> [GIVEN PROBLEM]:
Can you transcribe every line exactly and leave the pictures behind?

> [Stored entries]:
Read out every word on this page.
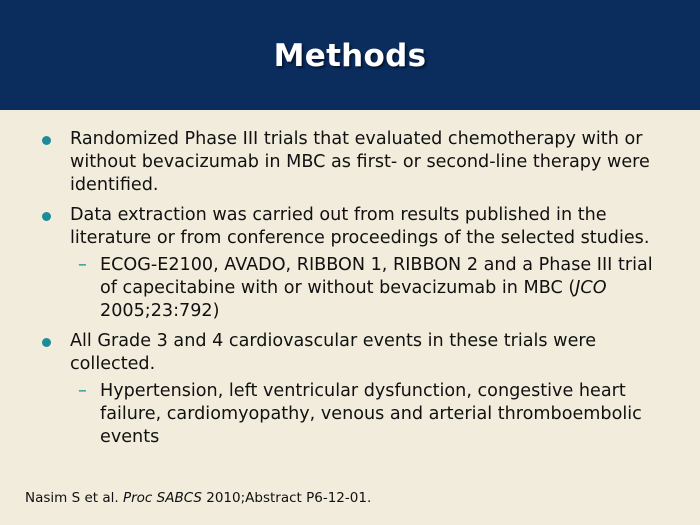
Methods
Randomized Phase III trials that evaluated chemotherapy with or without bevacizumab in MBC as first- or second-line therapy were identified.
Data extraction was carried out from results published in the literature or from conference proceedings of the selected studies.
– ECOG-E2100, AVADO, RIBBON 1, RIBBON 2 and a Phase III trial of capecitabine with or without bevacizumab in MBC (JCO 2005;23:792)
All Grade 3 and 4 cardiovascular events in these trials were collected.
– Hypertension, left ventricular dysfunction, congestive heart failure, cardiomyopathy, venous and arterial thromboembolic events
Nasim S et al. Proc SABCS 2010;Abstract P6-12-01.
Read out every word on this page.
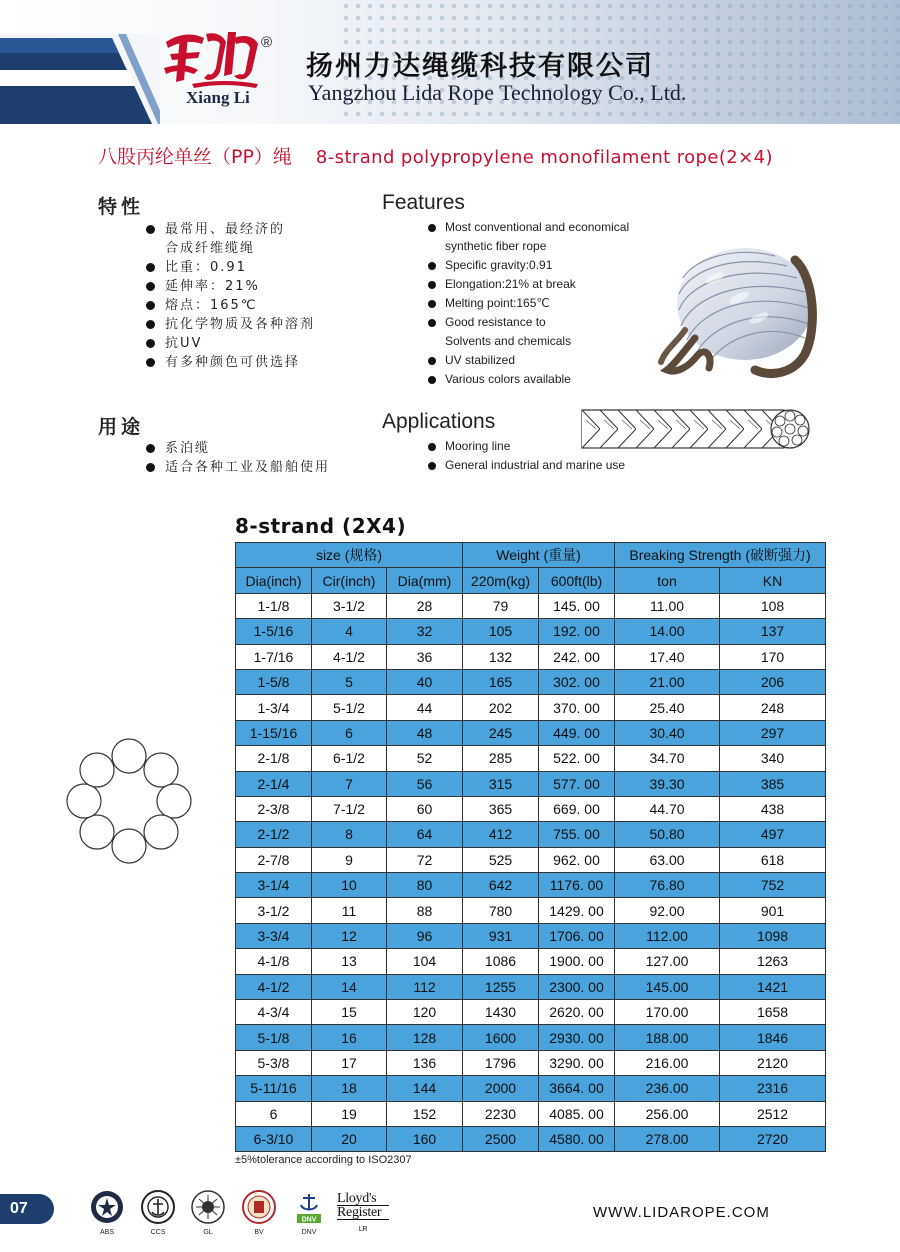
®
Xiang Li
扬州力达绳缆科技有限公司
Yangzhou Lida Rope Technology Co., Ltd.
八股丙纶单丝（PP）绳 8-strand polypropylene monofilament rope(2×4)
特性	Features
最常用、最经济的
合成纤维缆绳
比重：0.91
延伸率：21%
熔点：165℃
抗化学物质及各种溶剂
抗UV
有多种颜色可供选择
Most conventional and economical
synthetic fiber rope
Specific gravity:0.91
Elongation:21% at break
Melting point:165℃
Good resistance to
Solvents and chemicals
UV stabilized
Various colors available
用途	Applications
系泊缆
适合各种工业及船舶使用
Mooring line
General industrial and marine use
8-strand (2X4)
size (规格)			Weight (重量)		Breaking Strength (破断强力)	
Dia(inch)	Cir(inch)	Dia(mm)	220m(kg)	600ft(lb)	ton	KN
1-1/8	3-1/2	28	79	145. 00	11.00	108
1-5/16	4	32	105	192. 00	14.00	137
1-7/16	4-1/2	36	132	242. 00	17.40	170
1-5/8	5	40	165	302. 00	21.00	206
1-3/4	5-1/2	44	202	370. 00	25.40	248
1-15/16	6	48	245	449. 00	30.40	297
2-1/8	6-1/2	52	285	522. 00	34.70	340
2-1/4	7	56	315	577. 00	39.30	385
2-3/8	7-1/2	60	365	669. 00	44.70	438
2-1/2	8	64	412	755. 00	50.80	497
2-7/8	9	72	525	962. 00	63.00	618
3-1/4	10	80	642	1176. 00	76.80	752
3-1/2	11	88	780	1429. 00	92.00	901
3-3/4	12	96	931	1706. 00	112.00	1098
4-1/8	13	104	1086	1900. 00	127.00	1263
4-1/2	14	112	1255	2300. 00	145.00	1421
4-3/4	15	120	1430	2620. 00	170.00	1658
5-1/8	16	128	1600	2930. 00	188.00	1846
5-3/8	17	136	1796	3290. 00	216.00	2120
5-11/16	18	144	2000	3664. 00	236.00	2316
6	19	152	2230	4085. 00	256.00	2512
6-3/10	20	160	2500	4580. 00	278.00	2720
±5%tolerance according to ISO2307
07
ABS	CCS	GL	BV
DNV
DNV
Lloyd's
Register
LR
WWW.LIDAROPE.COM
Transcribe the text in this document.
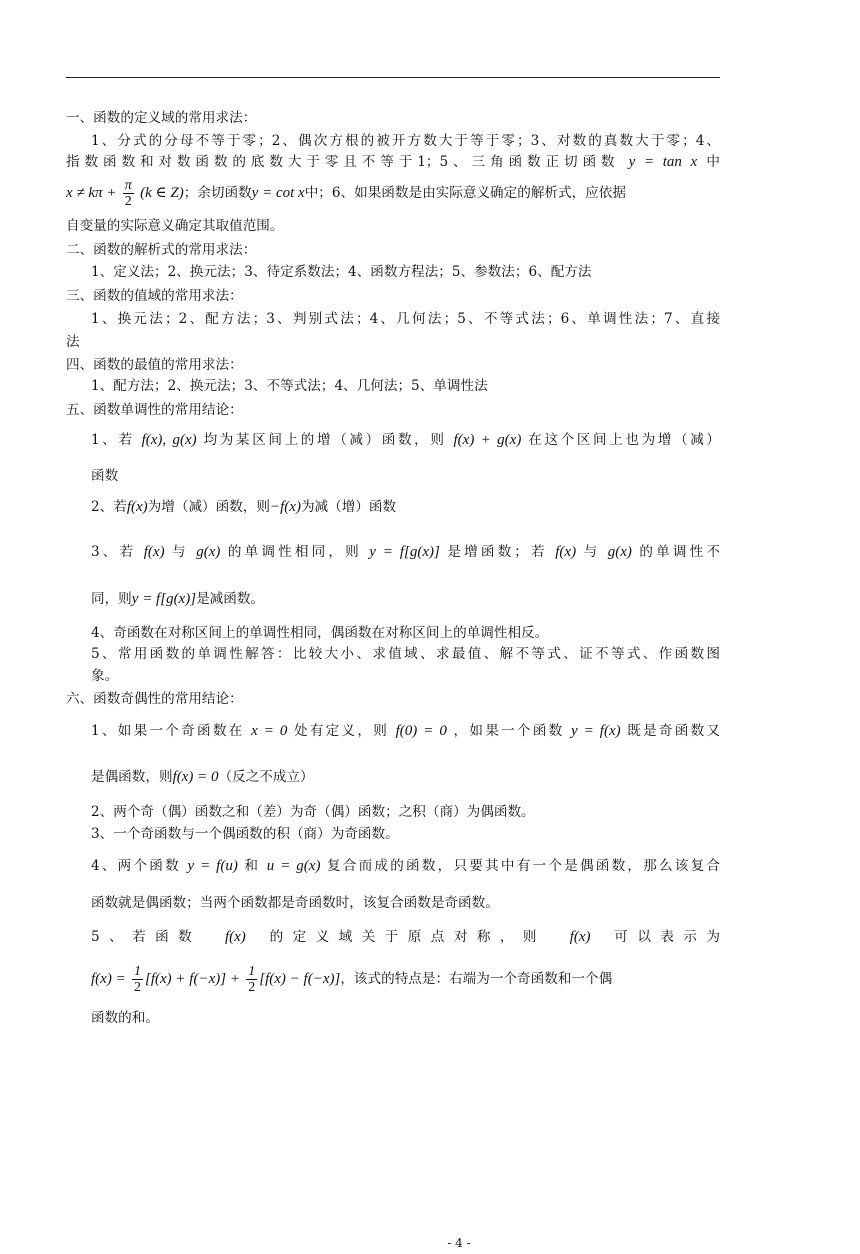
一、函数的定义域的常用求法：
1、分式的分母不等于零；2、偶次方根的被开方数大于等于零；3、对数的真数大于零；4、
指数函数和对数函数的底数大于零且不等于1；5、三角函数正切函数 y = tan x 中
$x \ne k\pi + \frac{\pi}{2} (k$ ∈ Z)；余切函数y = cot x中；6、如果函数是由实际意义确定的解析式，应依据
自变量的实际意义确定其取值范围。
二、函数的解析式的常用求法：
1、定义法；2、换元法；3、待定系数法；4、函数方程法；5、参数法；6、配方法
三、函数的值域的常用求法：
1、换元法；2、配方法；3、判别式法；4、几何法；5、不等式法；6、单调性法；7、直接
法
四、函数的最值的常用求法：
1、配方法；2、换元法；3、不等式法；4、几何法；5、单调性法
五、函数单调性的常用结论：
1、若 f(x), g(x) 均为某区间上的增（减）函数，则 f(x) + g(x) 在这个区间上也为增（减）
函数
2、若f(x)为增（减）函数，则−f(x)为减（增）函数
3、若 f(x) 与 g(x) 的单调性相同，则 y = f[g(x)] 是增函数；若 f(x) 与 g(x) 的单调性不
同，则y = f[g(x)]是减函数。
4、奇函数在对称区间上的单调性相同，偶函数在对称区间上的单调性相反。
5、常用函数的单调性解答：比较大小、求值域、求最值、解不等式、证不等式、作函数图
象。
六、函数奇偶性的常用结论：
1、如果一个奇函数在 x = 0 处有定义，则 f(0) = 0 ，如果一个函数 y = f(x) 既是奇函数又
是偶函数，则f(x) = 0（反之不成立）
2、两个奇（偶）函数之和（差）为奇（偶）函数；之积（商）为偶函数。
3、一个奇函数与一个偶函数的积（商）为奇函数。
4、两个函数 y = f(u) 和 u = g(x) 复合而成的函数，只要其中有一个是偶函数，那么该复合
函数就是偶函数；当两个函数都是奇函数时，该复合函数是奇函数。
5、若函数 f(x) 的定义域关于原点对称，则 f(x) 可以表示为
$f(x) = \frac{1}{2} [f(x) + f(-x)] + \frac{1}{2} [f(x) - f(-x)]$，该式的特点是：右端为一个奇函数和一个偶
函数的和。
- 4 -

> [FINISHED TASK]:
Read out every word on this page.
Methods
Randomized Phase III trials that evaluated chemotherapy with or without bevacizumab in MBC as first- or second-line therapy were identified.
Data extraction was carried out from results published in the literature or from conference proceedings of the selected studies.
– ECOG-E2100, AVADO, RIBBON 1, RIBBON 2 and a Phase III trial of capecitabine with or without bevacizumab in MBC (JCO 2005;23:792)
All Grade 3 and 4 cardiovascular events in these trials were collected.
– Hypertension, left ventricular dysfunction, congestive heart failure, cardiomyopathy, venous and arterial thromboembolic events
Nasim S et al. Proc SABCS 2010;Abstract P6-12-01.
Read out every word on this page.
®
Xiang Li
扬州力达绳缆科技有限公司
Yangzhou Lida Rope Technology Co., Ltd.
八股丙纶单丝（PP）绳 8-strand polypropylene monofilament rope(2×4)
特性	Features
最常用、最经济的
合成纤维缆绳
比重：0.91
延伸率：21%
熔点：165℃
抗化学物质及各种溶剂
抗UV
有多种颜色可供选择
Most conventional and economical
synthetic fiber rope
Specific gravity:0.91
Elongation:21% at break
Melting point:165℃
Good resistance to
Solvents and chemicals
UV stabilized
Various colors available
用途	Applications
系泊缆
适合各种工业及船舶使用
Mooring line
General industrial and marine use
8-strand (2X4)
size (规格)			Weight (重量)		Breaking Strength (破断强力)	
Dia(inch)	Cir(inch)	Dia(mm)	220m(kg)	600ft(lb)	ton	KN
1-1/8	3-1/2	28	79	145. 00	11.00	108
1-5/16	4	32	105	192. 00	14.00	137
1-7/16	4-1/2	36	132	242. 00	17.40	170
1-5/8	5	40	165	302. 00	21.00	206
1-3/4	5-1/2	44	202	370. 00	25.40	248
1-15/16	6	48	245	449. 00	30.40	297
2-1/8	6-1/2	52	285	522. 00	34.70	340
2-1/4	7	56	315	577. 00	39.30	385
2-3/8	7-1/2	60	365	669. 00	44.70	438
2-1/2	8	64	412	755. 00	50.80	497
2-7/8	9	72	525	962. 00	63.00	618
3-1/4	10	80	642	1176. 00	76.80	752
3-1/2	11	88	780	1429. 00	92.00	901
3-3/4	12	96	931	1706. 00	112.00	1098
4-1/8	13	104	1086	1900. 00	127.00	1263
4-1/2	14	112	1255	2300. 00	145.00	1421
4-3/4	15	120	1430	2620. 00	170.00	1658
5-1/8	16	128	1600	2930. 00	188.00	1846
5-3/8	17	136	1796	3290. 00	216.00	2120
5-11/16	18	144	2000	3664. 00	236.00	2316
6	19	152	2230	4085. 00	256.00	2512
6-3/10	20	160	2500	4580. 00	278.00	2720
±5%tolerance according to ISO2307
07
ABS	CCS	GL	BV
DNV
DNV
Lloyd's
Register
LR
WWW.LIDAROPE.COM
Transcribe the text in this document.
一、函数的定义域的常用求法：
1、分式的分母不等于零；2、偶次方根的被开方数大于等于零；3、对数的真数大于零；4、
指数函数和对数函数的底数大于零且不等于1；5、三角函数正切函数 y = tan x 中
$x \ne k\pi + \frac{\pi}{2} (k$ ∈ Z)；余切函数y = cot x中；6、如果函数是由实际意义确定的解析式，应依据
自变量的实际意义确定其取值范围。
二、函数的解析式的常用求法：
1、定义法；2、换元法；3、待定系数法；4、函数方程法；5、参数法；6、配方法
三、函数的值域的常用求法：
1、换元法；2、配方法；3、判别式法；4、几何法；5、不等式法；6、单调性法；7、直接
法
四、函数的最值的常用求法：
1、配方法；2、换元法；3、不等式法；4、几何法；5、单调性法
五、函数单调性的常用结论：
1、若 f(x), g(x) 均为某区间上的增（减）函数，则 f(x) + g(x) 在这个区间上也为增（减）
函数
2、若f(x)为增（减）函数，则−f(x)为减（增）函数
3、若 f(x) 与 g(x) 的单调性相同，则 y = f[g(x)] 是增函数；若 f(x) 与 g(x) 的单调性不
同，则y = f[g(x)]是减函数。
4、奇函数在对称区间上的单调性相同，偶函数在对称区间上的单调性相反。
5、常用函数的单调性解答：比较大小、求值域、求最值、解不等式、证不等式、作函数图
象。
六、函数奇偶性的常用结论：
1、如果一个奇函数在 x = 0 处有定义，则 f(0) = 0 ，如果一个函数 y = f(x) 既是奇函数又
是偶函数，则f(x) = 0（反之不成立）
2、两个奇（偶）函数之和（差）为奇（偶）函数；之积（商）为偶函数。
3、一个奇函数与一个偶函数的积（商）为奇函数。
4、两个函数 y = f(u) 和 u = g(x) 复合而成的函数，只要其中有一个是偶函数，那么该复合
函数就是偶函数；当两个函数都是奇函数时，该复合函数是奇函数。
5、若函数 f(x) 的定义域关于原点对称，则 f(x) 可以表示为
$f(x) = \frac{1}{2} [f(x) + f(-x)] + \frac{1}{2} [f(x) - f(-x)]$，该式的特点是：右端为一个奇函数和一个偶
函数的和。
- 4 -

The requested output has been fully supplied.